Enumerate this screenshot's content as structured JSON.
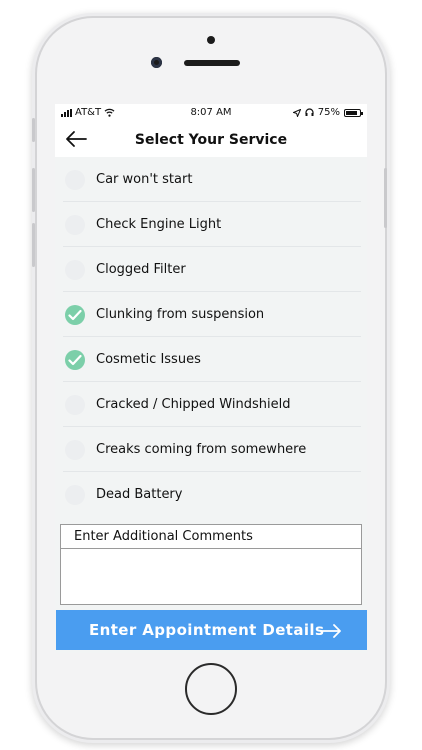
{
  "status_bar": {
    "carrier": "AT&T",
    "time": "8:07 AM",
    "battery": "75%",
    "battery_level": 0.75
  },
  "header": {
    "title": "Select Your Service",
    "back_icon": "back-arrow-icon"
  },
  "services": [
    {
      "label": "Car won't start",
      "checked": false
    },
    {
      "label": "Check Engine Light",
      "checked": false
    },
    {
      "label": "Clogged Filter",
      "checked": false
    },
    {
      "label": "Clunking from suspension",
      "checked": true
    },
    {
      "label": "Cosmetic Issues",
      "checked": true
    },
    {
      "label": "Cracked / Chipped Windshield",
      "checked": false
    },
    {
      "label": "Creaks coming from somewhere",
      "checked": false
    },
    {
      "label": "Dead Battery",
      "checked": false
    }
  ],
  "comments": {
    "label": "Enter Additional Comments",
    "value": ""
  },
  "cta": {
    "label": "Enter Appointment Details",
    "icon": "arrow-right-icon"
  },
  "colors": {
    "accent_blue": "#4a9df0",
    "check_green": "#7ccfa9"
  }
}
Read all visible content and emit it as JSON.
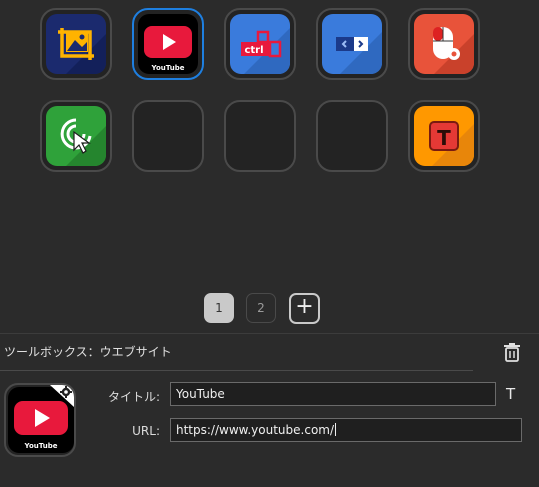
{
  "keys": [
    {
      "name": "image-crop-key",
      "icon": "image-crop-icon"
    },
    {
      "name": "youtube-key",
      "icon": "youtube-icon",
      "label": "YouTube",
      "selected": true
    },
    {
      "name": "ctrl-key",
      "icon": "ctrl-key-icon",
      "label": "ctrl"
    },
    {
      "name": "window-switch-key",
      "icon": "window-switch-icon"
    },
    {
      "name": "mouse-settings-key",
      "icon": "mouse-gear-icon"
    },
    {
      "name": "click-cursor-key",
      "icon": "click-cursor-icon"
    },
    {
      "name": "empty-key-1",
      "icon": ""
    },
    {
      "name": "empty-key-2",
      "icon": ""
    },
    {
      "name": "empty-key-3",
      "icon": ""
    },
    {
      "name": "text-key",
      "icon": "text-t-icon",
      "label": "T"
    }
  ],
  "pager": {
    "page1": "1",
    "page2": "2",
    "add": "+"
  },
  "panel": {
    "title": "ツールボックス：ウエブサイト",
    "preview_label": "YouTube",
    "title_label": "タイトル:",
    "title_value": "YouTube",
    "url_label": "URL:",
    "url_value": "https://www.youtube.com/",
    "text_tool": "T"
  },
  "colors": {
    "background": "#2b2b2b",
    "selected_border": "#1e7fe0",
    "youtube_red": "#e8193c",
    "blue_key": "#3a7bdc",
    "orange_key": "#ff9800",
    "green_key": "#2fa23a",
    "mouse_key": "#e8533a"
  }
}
* * *
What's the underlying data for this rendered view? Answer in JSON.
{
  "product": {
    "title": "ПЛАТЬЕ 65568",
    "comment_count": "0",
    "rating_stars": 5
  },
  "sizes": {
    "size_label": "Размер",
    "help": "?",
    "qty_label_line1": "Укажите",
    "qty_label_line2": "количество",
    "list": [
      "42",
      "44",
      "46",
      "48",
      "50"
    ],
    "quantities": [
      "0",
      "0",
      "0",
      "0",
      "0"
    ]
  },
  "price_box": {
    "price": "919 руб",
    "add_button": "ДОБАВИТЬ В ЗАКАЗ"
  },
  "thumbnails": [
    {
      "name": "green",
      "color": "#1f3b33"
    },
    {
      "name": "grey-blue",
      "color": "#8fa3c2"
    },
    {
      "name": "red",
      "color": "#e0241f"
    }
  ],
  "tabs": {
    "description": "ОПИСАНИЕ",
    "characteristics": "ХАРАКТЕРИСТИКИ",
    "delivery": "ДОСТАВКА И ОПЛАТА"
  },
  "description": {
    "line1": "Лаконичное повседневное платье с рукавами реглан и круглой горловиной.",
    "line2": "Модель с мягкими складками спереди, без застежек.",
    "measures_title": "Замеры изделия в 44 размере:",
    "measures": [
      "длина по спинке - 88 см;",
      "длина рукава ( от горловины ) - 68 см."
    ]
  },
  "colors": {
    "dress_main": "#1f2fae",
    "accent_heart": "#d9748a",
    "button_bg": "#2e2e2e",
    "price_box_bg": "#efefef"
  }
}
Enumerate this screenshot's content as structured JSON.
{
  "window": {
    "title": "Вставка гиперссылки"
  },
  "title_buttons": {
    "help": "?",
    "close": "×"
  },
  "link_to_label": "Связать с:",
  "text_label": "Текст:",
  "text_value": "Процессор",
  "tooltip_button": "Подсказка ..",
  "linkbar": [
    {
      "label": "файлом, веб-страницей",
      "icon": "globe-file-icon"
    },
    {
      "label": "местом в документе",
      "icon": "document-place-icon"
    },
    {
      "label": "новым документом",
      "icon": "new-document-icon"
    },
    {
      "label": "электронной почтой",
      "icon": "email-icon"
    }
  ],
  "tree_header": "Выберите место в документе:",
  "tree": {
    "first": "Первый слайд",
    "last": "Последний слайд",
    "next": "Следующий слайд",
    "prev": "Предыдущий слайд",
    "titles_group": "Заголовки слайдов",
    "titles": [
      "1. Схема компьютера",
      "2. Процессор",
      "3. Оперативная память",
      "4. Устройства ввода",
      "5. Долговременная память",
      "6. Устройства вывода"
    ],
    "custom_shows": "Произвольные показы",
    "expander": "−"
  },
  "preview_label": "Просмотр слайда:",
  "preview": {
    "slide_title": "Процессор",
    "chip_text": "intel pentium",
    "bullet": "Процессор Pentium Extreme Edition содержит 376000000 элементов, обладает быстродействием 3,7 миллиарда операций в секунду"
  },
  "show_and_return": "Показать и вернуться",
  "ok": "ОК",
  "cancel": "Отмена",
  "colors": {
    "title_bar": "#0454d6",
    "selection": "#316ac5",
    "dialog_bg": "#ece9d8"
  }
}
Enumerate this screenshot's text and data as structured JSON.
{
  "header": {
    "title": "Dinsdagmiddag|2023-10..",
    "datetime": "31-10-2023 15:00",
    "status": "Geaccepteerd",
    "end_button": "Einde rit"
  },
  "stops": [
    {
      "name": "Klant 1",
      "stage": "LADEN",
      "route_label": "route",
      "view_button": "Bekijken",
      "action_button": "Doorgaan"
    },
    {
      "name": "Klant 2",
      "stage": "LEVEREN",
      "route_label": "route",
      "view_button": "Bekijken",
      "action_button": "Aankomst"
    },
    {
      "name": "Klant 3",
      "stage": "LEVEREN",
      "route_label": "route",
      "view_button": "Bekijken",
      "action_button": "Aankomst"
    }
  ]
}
* * *
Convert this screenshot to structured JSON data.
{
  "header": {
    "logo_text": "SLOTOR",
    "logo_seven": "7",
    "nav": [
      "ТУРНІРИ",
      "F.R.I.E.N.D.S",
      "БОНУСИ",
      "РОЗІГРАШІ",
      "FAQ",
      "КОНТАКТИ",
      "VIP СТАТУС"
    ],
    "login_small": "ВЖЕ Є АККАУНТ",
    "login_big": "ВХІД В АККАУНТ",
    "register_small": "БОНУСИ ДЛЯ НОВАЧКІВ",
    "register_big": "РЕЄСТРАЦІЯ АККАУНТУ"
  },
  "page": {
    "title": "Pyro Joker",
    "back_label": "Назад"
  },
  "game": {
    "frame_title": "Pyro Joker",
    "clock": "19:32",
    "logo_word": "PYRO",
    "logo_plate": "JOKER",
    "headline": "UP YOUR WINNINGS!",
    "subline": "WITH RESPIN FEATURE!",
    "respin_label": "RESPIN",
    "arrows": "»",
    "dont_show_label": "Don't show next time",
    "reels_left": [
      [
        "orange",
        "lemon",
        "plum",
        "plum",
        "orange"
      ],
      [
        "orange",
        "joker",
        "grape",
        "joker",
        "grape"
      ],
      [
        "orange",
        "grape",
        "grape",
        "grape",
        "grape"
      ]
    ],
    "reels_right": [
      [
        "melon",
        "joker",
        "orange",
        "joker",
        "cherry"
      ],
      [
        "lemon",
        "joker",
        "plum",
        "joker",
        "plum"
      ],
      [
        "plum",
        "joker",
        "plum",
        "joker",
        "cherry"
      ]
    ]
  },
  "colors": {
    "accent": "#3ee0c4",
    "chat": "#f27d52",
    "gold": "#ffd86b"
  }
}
* * *
Instructions for the task »
Extract from the material all lines containing the string "this".

Expected answer »
Enumerate this screenshot's content as structured JSON.
What's the underlying data for this rendered view? Answer in JSON.
Enumerate this screenshot's content as structured JSON.
Enumerate this screenshot's text and data as structured JSON.
Convert this screenshot to structured JSON data.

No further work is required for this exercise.